[The task] Images are not part of the copy; write out the rest of the data exactly as given.

(Source data)

☆ ☆ ☆ ☆ ☆ ☆ ☆

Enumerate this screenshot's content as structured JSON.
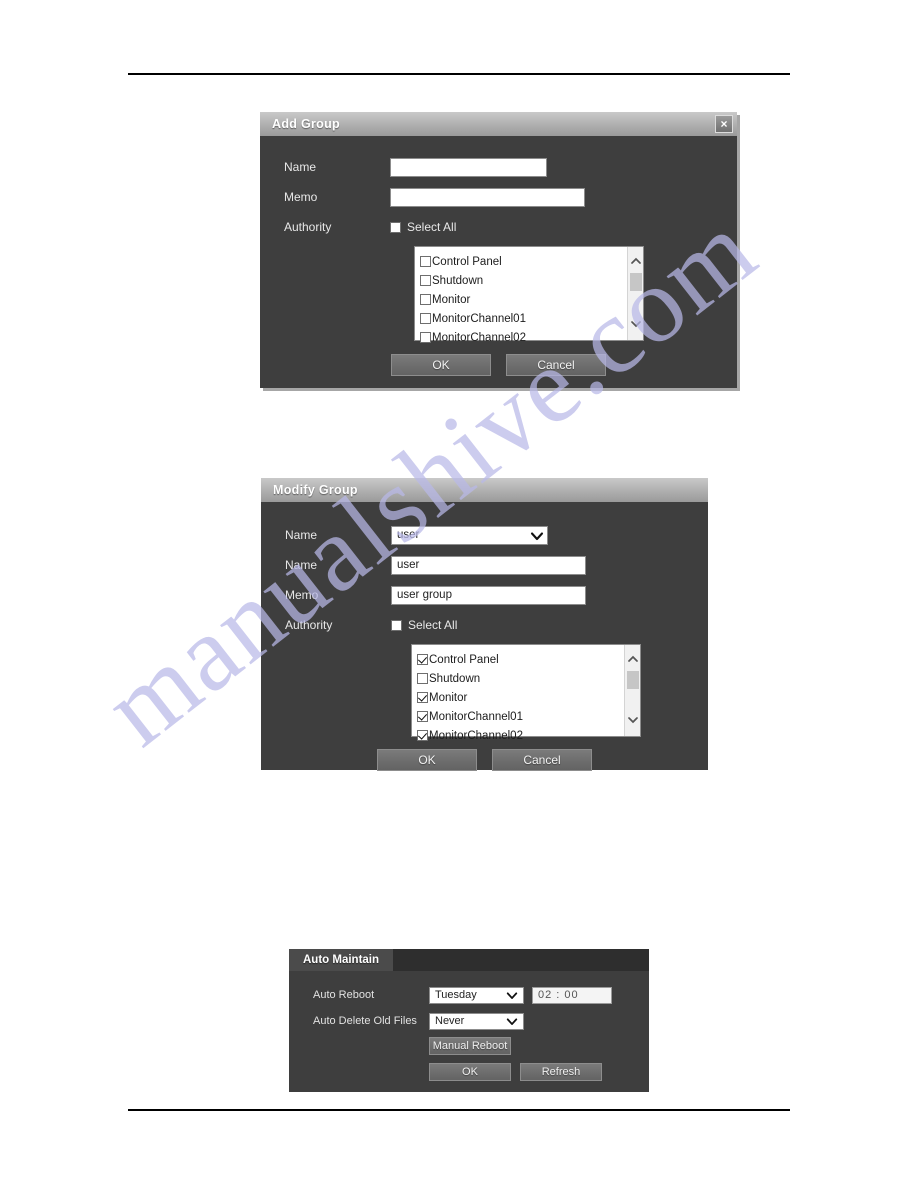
{
  "page": {
    "watermark_text": "manualshive.com",
    "rule_color": "#000000"
  },
  "add_group_dialog": {
    "title": "Add Group",
    "close_icon_label": "×",
    "fields": {
      "name_label": "Name",
      "name_value": "",
      "memo_label": "Memo",
      "memo_value": "",
      "authority_label": "Authority",
      "select_all_label": "Select All",
      "select_all_checked": false
    },
    "authority_items": [
      {
        "label": "Control Panel",
        "checked": false
      },
      {
        "label": "Shutdown",
        "checked": false
      },
      {
        "label": "Monitor",
        "checked": false
      },
      {
        "label": "MonitorChannel01",
        "checked": false
      },
      {
        "label": "MonitorChannel02",
        "checked": false
      }
    ],
    "buttons": {
      "ok": "OK",
      "cancel": "Cancel"
    }
  },
  "modify_group_dialog": {
    "title": "Modify Group",
    "fields": {
      "group_select_label": "Name",
      "group_select_value": "user",
      "name_label": "Name",
      "name_value": "user",
      "memo_label": "Memo",
      "memo_value": "user group",
      "authority_label": "Authority",
      "select_all_label": "Select All",
      "select_all_checked": false
    },
    "authority_items": [
      {
        "label": "Control Panel",
        "checked": true
      },
      {
        "label": "Shutdown",
        "checked": false
      },
      {
        "label": "Monitor",
        "checked": true
      },
      {
        "label": "MonitorChannel01",
        "checked": true
      },
      {
        "label": "MonitorChannel02",
        "checked": true
      }
    ],
    "buttons": {
      "ok": "OK",
      "cancel": "Cancel"
    }
  },
  "auto_maintain_dialog": {
    "tab_label": "Auto Maintain",
    "auto_reboot_label": "Auto Reboot",
    "auto_reboot_day": "Tuesday",
    "auto_reboot_time": "02 : 00",
    "auto_delete_label": "Auto Delete Old Files",
    "auto_delete_value": "Never",
    "buttons": {
      "manual_reboot": "Manual Reboot",
      "ok": "OK",
      "refresh": "Refresh"
    }
  }
}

☆ ☆ ☆ ☆ ☆ ☆ ☆

[Task solution]
Enumerate this screenshot's content as structured JSON.
{
  "page": {
    "watermark_text": "manualshive.com",
    "rule_color": "#000000"
  },
  "add_group_dialog": {
    "title": "Add Group",
    "close_icon_label": "×",
    "fields": {
      "name_label": "Name",
      "name_value": "",
      "memo_label": "Memo",
      "memo_value": "",
      "authority_label": "Authority",
      "select_all_label": "Select All",
      "select_all_checked": false
    },
    "authority_items": [
      {
        "label": "Control Panel",
        "checked": false
      },
      {
        "label": "Shutdown",
        "checked": false
      },
      {
        "label": "Monitor",
        "checked": false
      },
      {
        "label": "MonitorChannel01",
        "checked": false
      },
      {
        "label": "MonitorChannel02",
        "checked": false
      }
    ],
    "buttons": {
      "ok": "OK",
      "cancel": "Cancel"
    }
  },
  "modify_group_dialog": {
    "title": "Modify Group",
    "fields": {
      "group_select_label": "Name",
      "group_select_value": "user",
      "name_label": "Name",
      "name_value": "user",
      "memo_label": "Memo",
      "memo_value": "user group",
      "authority_label": "Authority",
      "select_all_label": "Select All",
      "select_all_checked": false
    },
    "authority_items": [
      {
        "label": "Control Panel",
        "checked": true
      },
      {
        "label": "Shutdown",
        "checked": false
      },
      {
        "label": "Monitor",
        "checked": true
      },
      {
        "label": "MonitorChannel01",
        "checked": true
      },
      {
        "label": "MonitorChannel02",
        "checked": true
      }
    ],
    "buttons": {
      "ok": "OK",
      "cancel": "Cancel"
    }
  },
  "auto_maintain_dialog": {
    "tab_label": "Auto Maintain",
    "auto_reboot_label": "Auto Reboot",
    "auto_reboot_day": "Tuesday",
    "auto_reboot_time": "02 : 00",
    "auto_delete_label": "Auto Delete Old Files",
    "auto_delete_value": "Never",
    "buttons": {
      "manual_reboot": "Manual Reboot",
      "ok": "OK",
      "refresh": "Refresh"
    }
  }
}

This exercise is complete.